*TASK DETAILS*:
Give the number of lines in the material below that contain the string "title". Reply with only that number.

--------------------

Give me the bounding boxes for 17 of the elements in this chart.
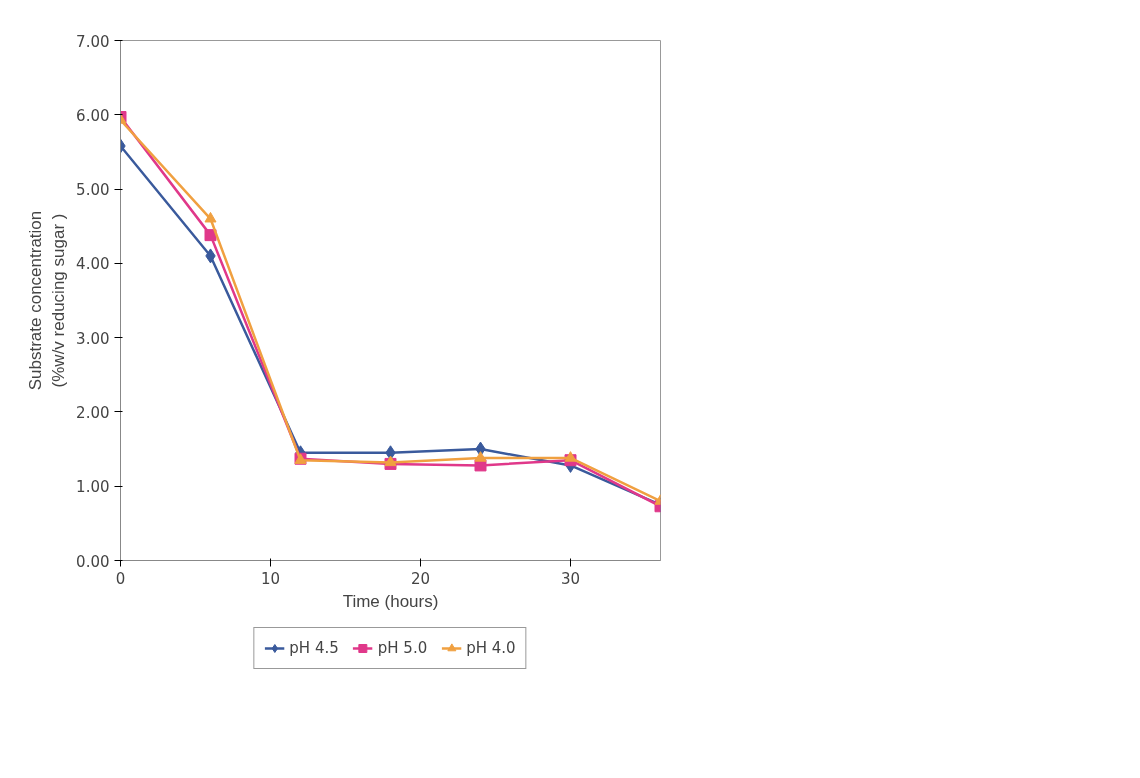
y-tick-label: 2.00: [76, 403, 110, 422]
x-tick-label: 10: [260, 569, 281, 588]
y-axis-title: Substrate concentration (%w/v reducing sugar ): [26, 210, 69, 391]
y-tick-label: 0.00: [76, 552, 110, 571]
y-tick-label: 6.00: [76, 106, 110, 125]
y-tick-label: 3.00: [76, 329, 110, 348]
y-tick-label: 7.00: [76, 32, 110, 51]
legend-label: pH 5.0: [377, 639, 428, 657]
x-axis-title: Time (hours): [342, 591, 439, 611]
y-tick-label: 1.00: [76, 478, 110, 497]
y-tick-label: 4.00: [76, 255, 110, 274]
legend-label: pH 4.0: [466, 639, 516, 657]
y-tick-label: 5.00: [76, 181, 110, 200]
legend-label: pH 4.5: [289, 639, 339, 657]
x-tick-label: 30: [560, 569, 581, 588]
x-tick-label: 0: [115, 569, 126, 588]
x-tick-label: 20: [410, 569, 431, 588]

--------------------

*FINAL ANSWER*:
2